►

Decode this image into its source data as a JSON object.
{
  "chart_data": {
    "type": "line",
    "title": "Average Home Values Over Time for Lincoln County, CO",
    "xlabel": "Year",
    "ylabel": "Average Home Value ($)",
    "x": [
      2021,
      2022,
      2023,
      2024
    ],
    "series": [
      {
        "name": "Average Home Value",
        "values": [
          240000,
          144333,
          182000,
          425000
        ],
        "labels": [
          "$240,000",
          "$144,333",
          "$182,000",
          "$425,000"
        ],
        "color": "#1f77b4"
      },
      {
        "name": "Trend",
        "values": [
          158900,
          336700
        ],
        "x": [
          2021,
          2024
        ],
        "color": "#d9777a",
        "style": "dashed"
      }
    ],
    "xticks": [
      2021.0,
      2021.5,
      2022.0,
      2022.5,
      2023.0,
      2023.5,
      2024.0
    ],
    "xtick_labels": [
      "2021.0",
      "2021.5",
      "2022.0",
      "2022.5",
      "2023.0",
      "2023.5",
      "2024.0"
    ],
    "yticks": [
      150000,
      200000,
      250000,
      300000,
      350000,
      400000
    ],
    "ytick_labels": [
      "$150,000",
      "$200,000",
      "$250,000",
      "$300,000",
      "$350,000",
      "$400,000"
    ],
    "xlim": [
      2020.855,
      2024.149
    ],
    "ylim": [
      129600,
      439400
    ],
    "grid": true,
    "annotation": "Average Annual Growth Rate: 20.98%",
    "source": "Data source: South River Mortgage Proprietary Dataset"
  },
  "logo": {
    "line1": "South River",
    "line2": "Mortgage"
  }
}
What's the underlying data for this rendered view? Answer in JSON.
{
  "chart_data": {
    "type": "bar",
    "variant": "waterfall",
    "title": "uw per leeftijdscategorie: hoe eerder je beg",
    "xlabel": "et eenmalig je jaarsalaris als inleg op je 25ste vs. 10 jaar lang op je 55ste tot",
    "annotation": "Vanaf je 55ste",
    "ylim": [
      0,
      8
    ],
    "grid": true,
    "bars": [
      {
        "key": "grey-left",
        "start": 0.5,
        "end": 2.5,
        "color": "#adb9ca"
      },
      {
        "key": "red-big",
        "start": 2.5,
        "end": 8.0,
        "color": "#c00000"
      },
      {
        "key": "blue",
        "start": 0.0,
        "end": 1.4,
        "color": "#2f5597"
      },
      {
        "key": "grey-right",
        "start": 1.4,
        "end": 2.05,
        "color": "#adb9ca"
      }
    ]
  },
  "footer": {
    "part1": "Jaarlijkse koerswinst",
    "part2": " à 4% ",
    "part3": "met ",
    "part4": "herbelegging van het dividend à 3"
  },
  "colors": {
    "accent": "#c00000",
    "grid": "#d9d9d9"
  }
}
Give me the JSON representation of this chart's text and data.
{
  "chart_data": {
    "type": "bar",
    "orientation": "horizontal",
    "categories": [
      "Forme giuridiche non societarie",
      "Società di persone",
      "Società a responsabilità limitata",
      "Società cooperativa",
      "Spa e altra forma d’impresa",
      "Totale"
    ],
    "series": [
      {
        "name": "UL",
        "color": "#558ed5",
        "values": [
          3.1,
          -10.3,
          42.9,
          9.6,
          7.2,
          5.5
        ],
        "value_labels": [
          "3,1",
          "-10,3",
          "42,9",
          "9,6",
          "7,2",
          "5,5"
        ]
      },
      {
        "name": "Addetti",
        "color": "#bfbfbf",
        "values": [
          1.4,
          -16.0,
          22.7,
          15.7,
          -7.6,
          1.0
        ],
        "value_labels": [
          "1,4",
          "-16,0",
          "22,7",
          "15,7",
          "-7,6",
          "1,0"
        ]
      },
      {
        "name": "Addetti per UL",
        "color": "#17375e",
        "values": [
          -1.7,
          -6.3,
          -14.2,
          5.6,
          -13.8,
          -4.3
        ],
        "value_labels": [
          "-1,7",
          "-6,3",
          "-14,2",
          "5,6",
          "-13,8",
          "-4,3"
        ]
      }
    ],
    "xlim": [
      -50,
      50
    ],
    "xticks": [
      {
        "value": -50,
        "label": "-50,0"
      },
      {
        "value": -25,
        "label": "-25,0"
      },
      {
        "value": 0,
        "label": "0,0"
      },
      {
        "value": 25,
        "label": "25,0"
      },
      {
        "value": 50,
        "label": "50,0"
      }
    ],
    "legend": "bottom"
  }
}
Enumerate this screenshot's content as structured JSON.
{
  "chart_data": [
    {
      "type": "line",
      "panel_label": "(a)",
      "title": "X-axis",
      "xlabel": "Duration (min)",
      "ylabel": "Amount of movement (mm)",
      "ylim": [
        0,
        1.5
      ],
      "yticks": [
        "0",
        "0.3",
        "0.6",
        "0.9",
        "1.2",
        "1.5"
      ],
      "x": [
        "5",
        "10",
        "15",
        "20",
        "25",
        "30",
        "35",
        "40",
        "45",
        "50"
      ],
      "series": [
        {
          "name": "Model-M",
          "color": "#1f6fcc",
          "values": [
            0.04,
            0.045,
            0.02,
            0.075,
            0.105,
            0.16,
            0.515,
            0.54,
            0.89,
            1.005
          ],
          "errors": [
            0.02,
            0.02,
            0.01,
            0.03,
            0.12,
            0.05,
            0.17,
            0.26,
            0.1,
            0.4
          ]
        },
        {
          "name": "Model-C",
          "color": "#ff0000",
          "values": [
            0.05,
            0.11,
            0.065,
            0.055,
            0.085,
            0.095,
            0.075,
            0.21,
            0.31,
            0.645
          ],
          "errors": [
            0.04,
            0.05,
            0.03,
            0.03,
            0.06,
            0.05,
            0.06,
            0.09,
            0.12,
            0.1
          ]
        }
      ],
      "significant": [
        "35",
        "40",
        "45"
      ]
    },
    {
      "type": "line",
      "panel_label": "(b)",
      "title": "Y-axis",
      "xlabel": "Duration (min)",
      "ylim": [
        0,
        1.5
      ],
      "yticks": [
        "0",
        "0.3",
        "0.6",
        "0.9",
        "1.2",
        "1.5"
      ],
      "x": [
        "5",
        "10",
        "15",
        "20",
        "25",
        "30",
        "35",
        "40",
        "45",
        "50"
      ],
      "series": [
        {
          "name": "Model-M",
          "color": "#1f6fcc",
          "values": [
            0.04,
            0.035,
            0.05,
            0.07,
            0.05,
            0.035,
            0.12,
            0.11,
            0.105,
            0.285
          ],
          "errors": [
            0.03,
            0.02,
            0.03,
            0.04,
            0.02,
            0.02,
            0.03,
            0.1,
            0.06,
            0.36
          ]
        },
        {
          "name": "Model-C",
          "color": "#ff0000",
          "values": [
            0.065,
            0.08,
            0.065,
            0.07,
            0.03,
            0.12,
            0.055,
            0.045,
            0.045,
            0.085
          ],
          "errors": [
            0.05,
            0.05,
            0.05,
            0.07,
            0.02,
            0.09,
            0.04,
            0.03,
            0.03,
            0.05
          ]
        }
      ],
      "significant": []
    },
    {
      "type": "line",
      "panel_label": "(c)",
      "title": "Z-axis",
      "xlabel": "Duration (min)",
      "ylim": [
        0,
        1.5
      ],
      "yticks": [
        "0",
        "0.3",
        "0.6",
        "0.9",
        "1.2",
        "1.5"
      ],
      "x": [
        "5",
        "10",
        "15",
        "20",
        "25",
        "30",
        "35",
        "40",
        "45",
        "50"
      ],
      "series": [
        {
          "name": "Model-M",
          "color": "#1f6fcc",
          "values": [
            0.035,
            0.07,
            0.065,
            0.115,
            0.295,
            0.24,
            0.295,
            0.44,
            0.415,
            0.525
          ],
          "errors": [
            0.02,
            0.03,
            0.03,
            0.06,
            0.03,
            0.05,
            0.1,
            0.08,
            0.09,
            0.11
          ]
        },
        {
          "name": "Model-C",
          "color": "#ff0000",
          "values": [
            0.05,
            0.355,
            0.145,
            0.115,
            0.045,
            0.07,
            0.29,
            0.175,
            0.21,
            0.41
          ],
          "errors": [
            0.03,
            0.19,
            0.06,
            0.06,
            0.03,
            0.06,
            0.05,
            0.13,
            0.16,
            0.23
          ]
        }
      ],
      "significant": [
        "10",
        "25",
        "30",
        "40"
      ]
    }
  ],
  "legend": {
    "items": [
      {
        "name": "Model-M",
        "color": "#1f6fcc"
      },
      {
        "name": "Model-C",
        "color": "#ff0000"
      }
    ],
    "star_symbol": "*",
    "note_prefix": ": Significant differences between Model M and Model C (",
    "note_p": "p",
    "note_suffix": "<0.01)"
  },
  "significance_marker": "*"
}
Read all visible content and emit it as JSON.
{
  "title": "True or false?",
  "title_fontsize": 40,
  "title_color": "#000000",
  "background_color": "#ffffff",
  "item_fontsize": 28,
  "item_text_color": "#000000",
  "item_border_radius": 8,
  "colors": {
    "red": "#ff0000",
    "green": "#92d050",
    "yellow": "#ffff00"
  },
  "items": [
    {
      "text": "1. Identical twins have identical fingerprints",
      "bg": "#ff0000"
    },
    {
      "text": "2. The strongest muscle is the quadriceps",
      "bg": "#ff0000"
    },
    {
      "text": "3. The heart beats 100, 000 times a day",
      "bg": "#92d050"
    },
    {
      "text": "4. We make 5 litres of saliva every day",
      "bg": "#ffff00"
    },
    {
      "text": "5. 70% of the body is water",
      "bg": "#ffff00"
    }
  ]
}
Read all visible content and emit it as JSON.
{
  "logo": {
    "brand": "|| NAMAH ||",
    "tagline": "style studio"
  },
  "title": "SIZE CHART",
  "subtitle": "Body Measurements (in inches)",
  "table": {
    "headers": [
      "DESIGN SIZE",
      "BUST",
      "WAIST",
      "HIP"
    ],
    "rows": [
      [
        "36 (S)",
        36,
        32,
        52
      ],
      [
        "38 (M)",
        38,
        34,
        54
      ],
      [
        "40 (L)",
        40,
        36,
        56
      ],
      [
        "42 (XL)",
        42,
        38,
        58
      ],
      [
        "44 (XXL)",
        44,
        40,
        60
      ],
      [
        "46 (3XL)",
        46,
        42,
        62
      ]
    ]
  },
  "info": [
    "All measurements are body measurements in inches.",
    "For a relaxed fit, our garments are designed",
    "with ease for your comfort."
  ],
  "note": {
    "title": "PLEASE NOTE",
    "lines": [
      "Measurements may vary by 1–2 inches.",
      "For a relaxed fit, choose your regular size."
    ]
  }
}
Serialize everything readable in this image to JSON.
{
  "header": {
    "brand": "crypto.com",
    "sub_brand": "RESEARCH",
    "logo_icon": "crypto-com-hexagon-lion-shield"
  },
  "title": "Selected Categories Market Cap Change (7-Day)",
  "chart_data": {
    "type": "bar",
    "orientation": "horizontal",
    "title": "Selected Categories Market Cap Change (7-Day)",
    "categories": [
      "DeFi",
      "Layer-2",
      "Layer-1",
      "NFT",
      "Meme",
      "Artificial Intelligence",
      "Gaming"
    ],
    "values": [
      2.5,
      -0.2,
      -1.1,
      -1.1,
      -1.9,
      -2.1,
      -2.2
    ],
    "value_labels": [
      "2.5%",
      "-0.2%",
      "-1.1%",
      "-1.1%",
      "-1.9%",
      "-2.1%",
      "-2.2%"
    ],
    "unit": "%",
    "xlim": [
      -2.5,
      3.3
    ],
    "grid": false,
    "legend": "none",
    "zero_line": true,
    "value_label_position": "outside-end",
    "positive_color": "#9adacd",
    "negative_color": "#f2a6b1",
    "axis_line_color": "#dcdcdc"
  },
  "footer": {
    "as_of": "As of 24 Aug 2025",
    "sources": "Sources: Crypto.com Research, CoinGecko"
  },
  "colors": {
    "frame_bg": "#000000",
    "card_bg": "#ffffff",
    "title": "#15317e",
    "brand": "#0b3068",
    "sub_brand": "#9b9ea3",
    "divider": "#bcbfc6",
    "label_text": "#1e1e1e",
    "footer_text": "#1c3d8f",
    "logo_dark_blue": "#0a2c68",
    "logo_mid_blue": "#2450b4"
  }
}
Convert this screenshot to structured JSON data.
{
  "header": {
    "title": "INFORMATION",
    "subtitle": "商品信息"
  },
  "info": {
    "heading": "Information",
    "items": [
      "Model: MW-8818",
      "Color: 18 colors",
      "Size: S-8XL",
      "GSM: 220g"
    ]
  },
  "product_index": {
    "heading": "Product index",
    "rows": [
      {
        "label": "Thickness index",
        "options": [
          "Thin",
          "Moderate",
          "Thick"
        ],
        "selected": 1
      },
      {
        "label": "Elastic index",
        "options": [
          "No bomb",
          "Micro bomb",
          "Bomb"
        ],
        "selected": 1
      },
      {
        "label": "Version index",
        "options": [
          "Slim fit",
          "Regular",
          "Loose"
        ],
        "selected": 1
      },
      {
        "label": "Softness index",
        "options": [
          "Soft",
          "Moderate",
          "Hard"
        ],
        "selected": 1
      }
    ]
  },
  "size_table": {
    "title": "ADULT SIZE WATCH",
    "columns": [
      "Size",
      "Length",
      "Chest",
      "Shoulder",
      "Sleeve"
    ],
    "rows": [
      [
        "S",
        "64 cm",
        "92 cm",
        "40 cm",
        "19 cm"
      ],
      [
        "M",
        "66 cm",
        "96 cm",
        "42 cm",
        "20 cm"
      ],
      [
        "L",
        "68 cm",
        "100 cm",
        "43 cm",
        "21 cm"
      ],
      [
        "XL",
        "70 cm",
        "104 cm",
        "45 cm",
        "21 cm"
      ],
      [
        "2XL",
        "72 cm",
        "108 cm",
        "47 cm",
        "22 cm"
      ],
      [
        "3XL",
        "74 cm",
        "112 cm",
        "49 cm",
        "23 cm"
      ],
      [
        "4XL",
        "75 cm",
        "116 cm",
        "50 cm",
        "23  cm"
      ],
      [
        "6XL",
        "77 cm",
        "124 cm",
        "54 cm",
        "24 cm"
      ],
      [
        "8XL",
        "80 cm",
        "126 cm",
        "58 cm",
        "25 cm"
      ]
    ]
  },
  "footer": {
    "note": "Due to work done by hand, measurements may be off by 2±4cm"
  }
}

◄

● **Goal of the exercise**
Report each line in the preceding entries that holds the string "inches".

● **Written reply**
  "subtitle": "Body Measurements (in inches)",
    "All measurements are body measurements in inches.",
      "Measurements may vary by 1–2 inches.",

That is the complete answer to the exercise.